§ **Task brief**
In the listing that follows, how many lines contain the string "this"? Provide only the number.

---+---

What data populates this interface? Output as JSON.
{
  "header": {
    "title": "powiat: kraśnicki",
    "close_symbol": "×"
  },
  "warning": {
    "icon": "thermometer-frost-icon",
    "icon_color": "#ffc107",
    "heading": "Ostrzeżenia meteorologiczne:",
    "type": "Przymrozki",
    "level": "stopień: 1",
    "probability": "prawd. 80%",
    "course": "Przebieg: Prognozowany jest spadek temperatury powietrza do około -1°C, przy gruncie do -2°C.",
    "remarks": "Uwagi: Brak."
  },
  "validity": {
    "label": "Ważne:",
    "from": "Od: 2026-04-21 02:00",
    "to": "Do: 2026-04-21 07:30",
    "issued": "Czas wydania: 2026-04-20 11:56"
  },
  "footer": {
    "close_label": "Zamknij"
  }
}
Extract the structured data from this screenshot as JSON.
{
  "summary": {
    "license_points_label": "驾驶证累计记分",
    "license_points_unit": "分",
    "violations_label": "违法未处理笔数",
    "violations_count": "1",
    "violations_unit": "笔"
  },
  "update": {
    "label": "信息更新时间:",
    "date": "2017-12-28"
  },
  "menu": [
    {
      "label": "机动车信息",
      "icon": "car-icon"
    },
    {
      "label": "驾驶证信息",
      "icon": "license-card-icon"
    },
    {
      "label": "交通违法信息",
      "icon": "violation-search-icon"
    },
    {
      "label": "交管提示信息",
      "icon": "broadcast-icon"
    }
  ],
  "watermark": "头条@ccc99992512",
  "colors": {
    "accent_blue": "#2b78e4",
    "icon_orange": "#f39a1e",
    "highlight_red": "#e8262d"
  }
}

---+---

§ **Full answer**
2